• RECORDS TO USE:
————
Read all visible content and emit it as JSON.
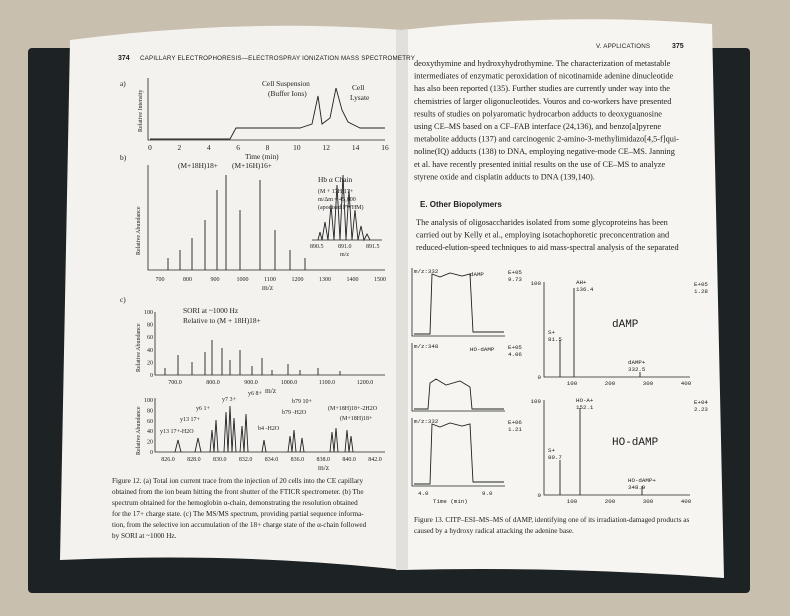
{
  "left_page": {
    "page_number": "374",
    "running_head": "CAPILLARY ELECTROPHORESIS—ELECTROSPRAY IONIZATION MASS SPECTROMETRY",
    "figure": {
      "panel_a": {
        "label": "a)",
        "y_axis": "Relative Intensity",
        "x_axis": "Time (min)",
        "x_ticks": [
          "0",
          "2",
          "4",
          "6",
          "8",
          "10",
          "12",
          "14",
          "16"
        ],
        "annotations": [
          "Cell Suspension",
          "(Buffer Ions)",
          "Cell",
          "Lysate"
        ]
      },
      "panel_b": {
        "label": "b)",
        "y_axis": "Relative Abundance",
        "x_axis": "m/z",
        "x_ticks": [
          "700",
          "800",
          "900",
          "1000",
          "1100",
          "1200",
          "1300",
          "1400",
          "1500"
        ],
        "annotations": [
          "(M+18H)18+",
          "(M+16H)16+",
          "Hb α Chain",
          "(M + 17H)17+",
          "m/Δm = 45,000",
          "(apodised FWHM)"
        ],
        "inset_ticks": [
          "890.5",
          "891.0",
          "891.5"
        ],
        "inset_axis": "m/z"
      },
      "panel_c": {
        "label": "c)",
        "y_axis": "Relative Abundance",
        "x_axis": "m/z",
        "y_ticks": [
          "0",
          "20",
          "40",
          "60",
          "80",
          "100"
        ],
        "x_ticks": [
          "700.0",
          "800.0",
          "900.0",
          "1000.0",
          "1100.0",
          "1200.0"
        ],
        "annotations": [
          "SORI at ~1000 Hz",
          "Relative to (M + 18H)18+"
        ]
      },
      "panel_d": {
        "y_axis": "Relative Abundance",
        "x_axis": "m/z",
        "y_ticks": [
          "0",
          "20",
          "40",
          "60",
          "80",
          "100"
        ],
        "x_ticks": [
          "826.0",
          "828.0",
          "830.0",
          "832.0",
          "834.0",
          "836.0",
          "838.0",
          "840.0",
          "842.0"
        ],
        "annotations": [
          "y13 17+-H2O",
          "y13 17+",
          "y6 1+",
          "y7 3+",
          "y6 8+",
          "b4 -H2O",
          "b79 -H2O",
          "b79 10+",
          "(M+18H)18+-2H2O",
          "(M+18H)18+"
        ]
      }
    },
    "caption": [
      "Figure 12. (a) Total ion current trace from the injection of 20 cells into the CE capillary",
      "obtained from the ion beam hitting the front shutter of the FTICR spectrometer. (b) The",
      "spectrum obtained for the hemoglobin α-chain, demonstrating the resolution obtained",
      "for the 17+ charge state. (c) The MS/MS spectrum, providing partial sequence informa-",
      "tion, from the selective ion accumulation of the 18+ charge state of the α-chain followed",
      "by SORI at ~1000 Hz."
    ]
  },
  "right_page": {
    "running_head": "V. APPLICATIONS",
    "page_number": "375",
    "paragraph_1": [
      "deoxythymine and hydroxyhydrothymine. The characterization of metastable",
      "intermediates of enzymatic peroxidation of nicotinamide adenine dinucleotide",
      "has also been reported (135). Further studies are currently under way into the",
      "chemistries of larger oligonucleotides. Vouros and co-workers have presented",
      "results of studies on polyaromatic hydrocarbon adducts to deoxyguanosine",
      "using CE–MS based on a CF–FAB interface (24,136), and benzo[a]pyrene",
      "metabolite adducts (137) and carcinogenic 2-amino-3-methylimidazo[4,5-f]qui-",
      "noline(IQ) adducts (138) to DNA, employing negative-mode CE–MS. Janning",
      "et al. have recently presented initial results on the use of CE–MS to analyze",
      "styrene oxide and cisplatin adducts to DNA (139,140)."
    ],
    "section_heading": "E. Other Biopolymers",
    "paragraph_2": [
      "The analysis of oligosaccharides isolated from some glycoproteins has been",
      "carried out by Kelly et al., employing isotachophoretic preconcentration and",
      "reduced-elution-speed techniques to aid mass-spectral analysis of the separated"
    ],
    "figure": {
      "chromatograms": [
        {
          "mass": "m/z:332",
          "name": "dAMP",
          "scale": [
            "E+05",
            "9.73"
          ]
        },
        {
          "mass": "m/z:348",
          "name": "HO-dAMP",
          "scale": [
            "E+05",
            "4.06"
          ]
        },
        {
          "mass": "m/z:332",
          "name": "",
          "scale": [
            "E+06",
            "1.21"
          ]
        }
      ],
      "time_axis": "Time (min)",
      "time_ticks": [
        "4.0",
        "9.0"
      ],
      "spectra": [
        {
          "title": "dAMP",
          "scale": [
            "E+05",
            "1.28"
          ],
          "peaks": [
            "AH+",
            "136.4",
            "S+",
            "81.5",
            "dAMP+",
            "332.5"
          ],
          "y_ticks": [
            "100",
            "0"
          ],
          "x_ticks": [
            "100",
            "200",
            "300",
            "400"
          ]
        },
        {
          "title": "HO-dAMP",
          "scale": [
            "E+04",
            "2.23"
          ],
          "peaks": [
            "HO-A+",
            "152.1",
            "S+",
            "80.7",
            "HO-dAMP+",
            "348.9"
          ],
          "y_ticks": [
            "100",
            "0"
          ],
          "x_ticks": [
            "100",
            "200",
            "300",
            "400"
          ]
        }
      ]
    },
    "caption": [
      "Figure 13. CITP–ESI–MS–MS of dAMP, identifying one of its irradiation-damaged products as",
      "caused by a hydroxy radical attacking the adenine base."
    ]
  }
}
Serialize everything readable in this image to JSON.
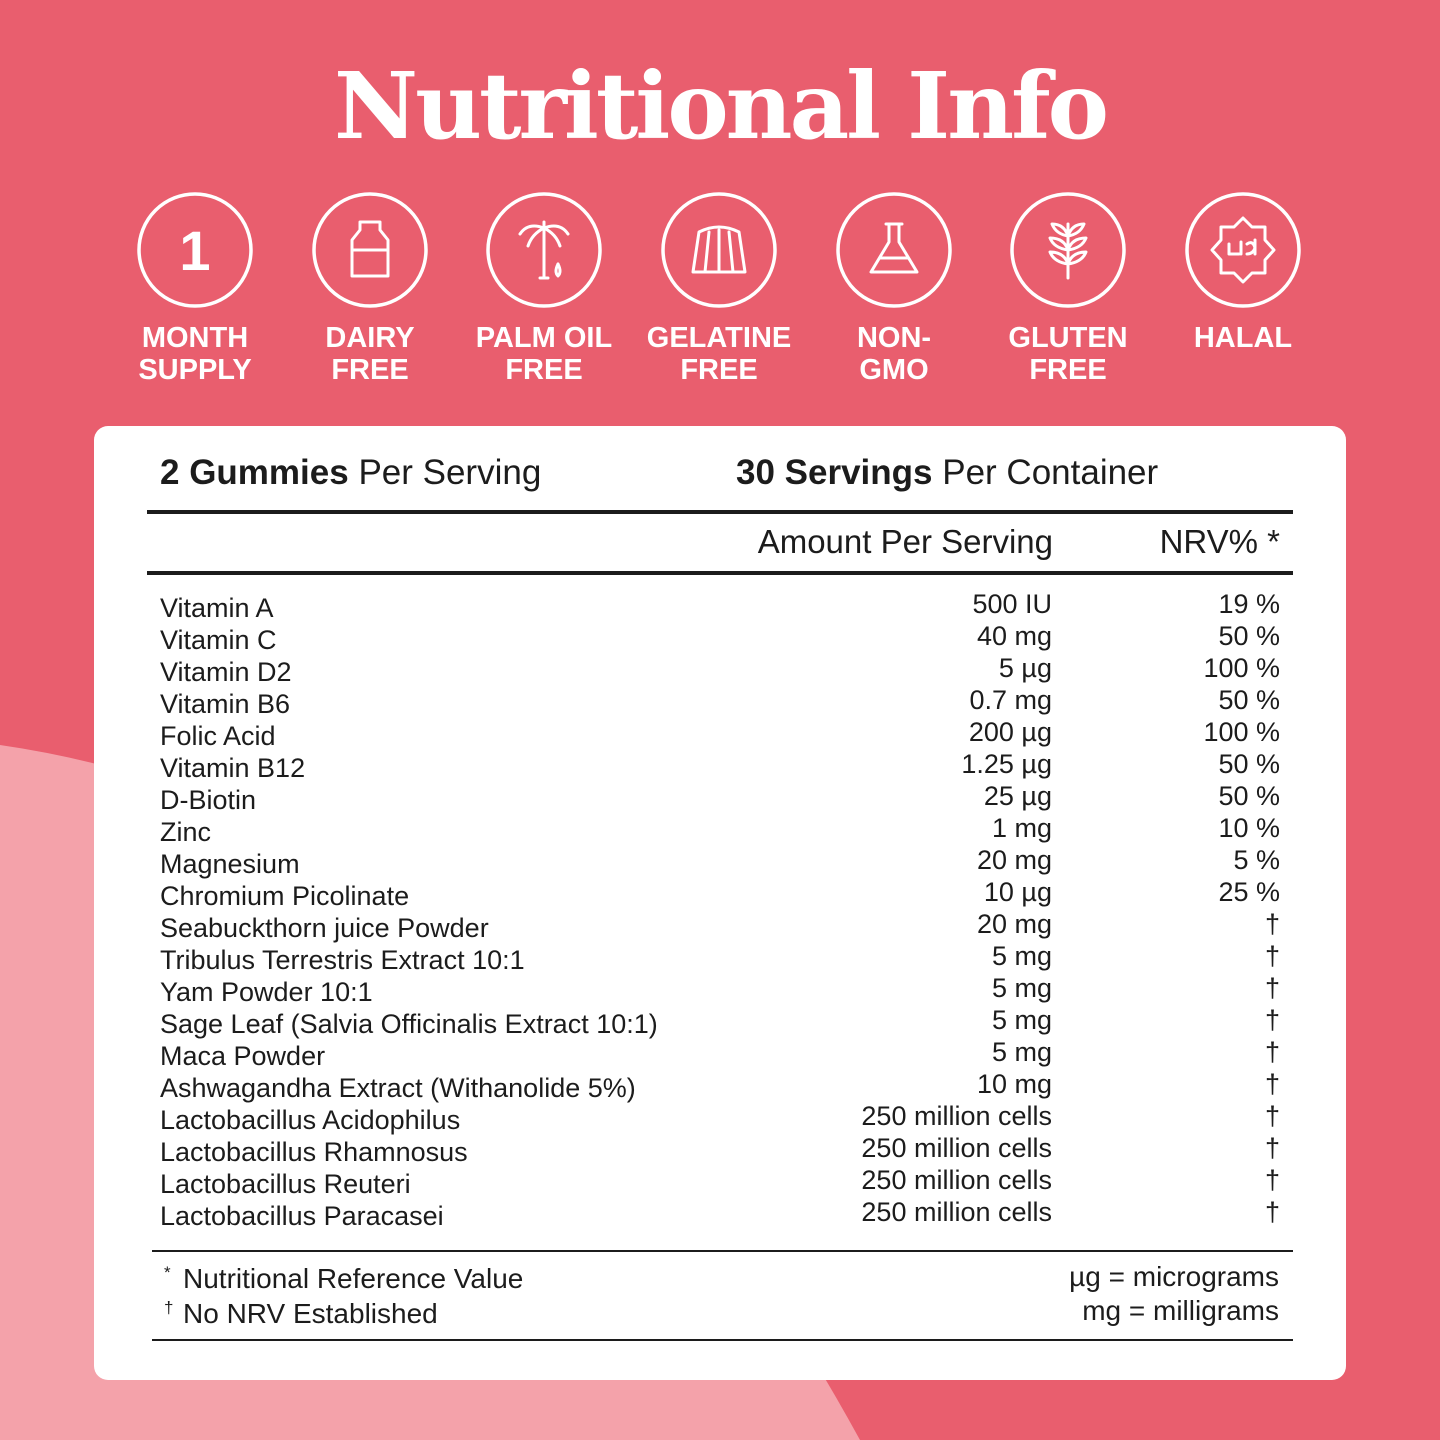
{
  "title": "Nutritional Info",
  "badges": [
    {
      "icon": "1",
      "lines": [
        "MONTH",
        "SUPPLY"
      ]
    },
    {
      "lines": [
        "DAIRY",
        "FREE"
      ]
    },
    {
      "lines": [
        "PALM OIL",
        "FREE"
      ]
    },
    {
      "lines": [
        "GELATINE",
        "FREE"
      ]
    },
    {
      "lines": [
        "NON-",
        "GMO"
      ]
    },
    {
      "lines": [
        "GLUTEN",
        "FREE"
      ]
    },
    {
      "lines": [
        "HALAL"
      ]
    }
  ],
  "serving": {
    "bold": "2 Gummies",
    "rest": "Per Serving"
  },
  "container": {
    "bold": "30 Servings",
    "rest": "Per Container"
  },
  "table": {
    "columns": [
      "Amount Per Serving",
      "NRV% *"
    ],
    "rows": [
      [
        "Vitamin A",
        "500 IU",
        "19 %"
      ],
      [
        "Vitamin C",
        "40 mg",
        "50 %"
      ],
      [
        "Vitamin D2",
        "5 µg",
        "100 %"
      ],
      [
        "Vitamin B6",
        "0.7 mg",
        "50 %"
      ],
      [
        "Folic Acid",
        "200 µg",
        "100 %"
      ],
      [
        "Vitamin B12",
        "1.25 µg",
        "50 %"
      ],
      [
        "D-Biotin",
        "25 µg",
        "50 %"
      ],
      [
        "Zinc",
        "1 mg",
        "10 %"
      ],
      [
        "Magnesium",
        "20 mg",
        "5 %"
      ],
      [
        "Chromium Picolinate",
        "10 µg",
        "25 %"
      ],
      [
        "Seabuckthorn juice Powder",
        "20 mg",
        "†"
      ],
      [
        "Tribulus Terrestris Extract 10:1",
        "5 mg",
        "†"
      ],
      [
        "Yam Powder 10:1",
        "5 mg",
        "†"
      ],
      [
        "Sage Leaf (Salvia Officinalis Extract 10:1)",
        "5 mg",
        "†"
      ],
      [
        "Maca Powder",
        "5 mg",
        "†"
      ],
      [
        "Ashwagandha Extract (Withanolide 5%)",
        "10 mg",
        "†"
      ],
      [
        "Lactobacillus Acidophilus",
        "250 million cells",
        "†"
      ],
      [
        "Lactobacillus Rhamnosus",
        "250 million cells",
        "†"
      ],
      [
        "Lactobacillus Reuteri",
        "250 million cells",
        "†"
      ],
      [
        "Lactobacillus Paracasei",
        "250 million cells",
        "†"
      ]
    ]
  },
  "footnotes": {
    "left": [
      {
        "mark": "*",
        "text": "Nutritional Reference Value"
      },
      {
        "mark": "†",
        "text": "No NRV Established"
      }
    ],
    "right": [
      "µg = micrograms",
      "mg = milligrams"
    ]
  }
}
————
• ASSIGNMENT:
For the listing above, identify each line bearing "state".

• WRITTEN ANSWER:
      "for the 17+ charge state. (c) The MS/MS spectrum, providing partial sequence informa-",
      "tion, from the selective ion accumulation of the 18+ charge state of the α-chain followed",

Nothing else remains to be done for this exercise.